* **Written instruction**
Wherever the word "تبریک" shows up in a line, please copy that line.

(Stored items from a collection)
####################
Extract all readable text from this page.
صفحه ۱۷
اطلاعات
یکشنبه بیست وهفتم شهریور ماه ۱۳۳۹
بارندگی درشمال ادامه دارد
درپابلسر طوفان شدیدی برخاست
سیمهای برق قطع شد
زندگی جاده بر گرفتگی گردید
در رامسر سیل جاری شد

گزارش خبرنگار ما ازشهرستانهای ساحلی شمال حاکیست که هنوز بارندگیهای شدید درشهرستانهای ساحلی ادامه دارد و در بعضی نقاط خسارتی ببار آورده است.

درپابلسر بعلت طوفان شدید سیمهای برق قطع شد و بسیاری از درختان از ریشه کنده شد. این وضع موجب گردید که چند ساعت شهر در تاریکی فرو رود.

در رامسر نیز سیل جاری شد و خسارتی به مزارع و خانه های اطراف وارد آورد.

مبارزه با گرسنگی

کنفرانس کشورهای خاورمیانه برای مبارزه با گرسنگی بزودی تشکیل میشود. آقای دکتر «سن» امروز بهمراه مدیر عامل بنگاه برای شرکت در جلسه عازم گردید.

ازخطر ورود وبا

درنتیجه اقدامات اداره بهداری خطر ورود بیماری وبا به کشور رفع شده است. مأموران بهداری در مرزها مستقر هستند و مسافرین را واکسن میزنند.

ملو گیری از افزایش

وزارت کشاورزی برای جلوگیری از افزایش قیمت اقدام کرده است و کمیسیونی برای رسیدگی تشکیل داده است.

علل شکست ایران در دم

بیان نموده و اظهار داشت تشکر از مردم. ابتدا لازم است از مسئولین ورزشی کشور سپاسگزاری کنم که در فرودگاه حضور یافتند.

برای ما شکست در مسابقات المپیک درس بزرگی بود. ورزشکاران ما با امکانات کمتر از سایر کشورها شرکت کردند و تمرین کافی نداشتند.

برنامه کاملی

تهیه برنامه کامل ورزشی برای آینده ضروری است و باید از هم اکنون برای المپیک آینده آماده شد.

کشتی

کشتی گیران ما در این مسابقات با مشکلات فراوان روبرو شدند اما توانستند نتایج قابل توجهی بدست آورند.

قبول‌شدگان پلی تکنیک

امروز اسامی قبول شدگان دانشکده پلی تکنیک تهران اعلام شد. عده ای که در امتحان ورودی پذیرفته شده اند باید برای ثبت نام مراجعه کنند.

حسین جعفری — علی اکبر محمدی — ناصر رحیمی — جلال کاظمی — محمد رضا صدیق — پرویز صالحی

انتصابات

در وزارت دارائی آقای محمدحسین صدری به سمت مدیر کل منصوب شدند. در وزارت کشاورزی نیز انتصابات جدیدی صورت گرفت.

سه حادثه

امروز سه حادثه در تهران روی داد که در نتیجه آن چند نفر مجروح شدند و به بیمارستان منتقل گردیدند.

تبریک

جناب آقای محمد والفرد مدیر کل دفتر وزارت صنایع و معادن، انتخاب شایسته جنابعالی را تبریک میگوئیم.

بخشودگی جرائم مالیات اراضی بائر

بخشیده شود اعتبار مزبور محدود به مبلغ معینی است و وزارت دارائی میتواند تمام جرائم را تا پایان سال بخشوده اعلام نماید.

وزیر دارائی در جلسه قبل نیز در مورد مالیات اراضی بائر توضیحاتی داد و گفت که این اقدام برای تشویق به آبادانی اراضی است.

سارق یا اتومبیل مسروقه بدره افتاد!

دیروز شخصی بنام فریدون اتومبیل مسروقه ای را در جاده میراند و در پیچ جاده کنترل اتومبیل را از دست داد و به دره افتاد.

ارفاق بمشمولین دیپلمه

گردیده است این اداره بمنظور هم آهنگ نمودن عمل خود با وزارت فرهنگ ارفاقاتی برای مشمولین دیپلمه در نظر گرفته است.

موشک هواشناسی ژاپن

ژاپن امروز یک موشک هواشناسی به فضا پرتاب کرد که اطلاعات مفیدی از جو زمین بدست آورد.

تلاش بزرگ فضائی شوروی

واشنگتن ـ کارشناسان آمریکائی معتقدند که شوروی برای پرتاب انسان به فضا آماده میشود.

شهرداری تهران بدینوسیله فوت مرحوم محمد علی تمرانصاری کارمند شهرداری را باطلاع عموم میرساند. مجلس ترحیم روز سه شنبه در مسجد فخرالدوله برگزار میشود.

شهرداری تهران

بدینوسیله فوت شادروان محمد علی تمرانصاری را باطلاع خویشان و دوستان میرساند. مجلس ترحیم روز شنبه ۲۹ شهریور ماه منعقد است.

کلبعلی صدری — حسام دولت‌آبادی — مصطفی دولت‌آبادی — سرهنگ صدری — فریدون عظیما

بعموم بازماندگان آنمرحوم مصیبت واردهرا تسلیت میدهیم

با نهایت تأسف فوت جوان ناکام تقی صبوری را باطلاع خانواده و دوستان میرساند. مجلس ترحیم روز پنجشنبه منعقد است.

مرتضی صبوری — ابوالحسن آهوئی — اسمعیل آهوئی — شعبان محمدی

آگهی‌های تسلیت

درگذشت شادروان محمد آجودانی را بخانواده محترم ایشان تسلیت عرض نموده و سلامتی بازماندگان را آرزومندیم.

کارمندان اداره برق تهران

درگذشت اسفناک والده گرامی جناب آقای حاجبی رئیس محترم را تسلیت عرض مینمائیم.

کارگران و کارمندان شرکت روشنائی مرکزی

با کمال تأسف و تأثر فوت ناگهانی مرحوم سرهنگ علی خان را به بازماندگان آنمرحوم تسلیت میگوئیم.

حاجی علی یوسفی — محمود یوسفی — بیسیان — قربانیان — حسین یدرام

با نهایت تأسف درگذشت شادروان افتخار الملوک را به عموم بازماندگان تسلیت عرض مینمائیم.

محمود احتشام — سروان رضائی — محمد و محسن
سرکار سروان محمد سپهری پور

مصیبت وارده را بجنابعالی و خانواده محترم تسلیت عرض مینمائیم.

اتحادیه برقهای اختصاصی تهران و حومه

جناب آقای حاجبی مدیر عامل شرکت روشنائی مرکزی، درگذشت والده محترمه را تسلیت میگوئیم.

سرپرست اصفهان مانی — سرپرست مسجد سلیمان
####################
* **The response**
تبریک
جناب آقای محمد والفرد مدیر کل دفتر وزارت صنایع و معادن، انتخاب شایسته جنابعالی را تبریک میگوئیم.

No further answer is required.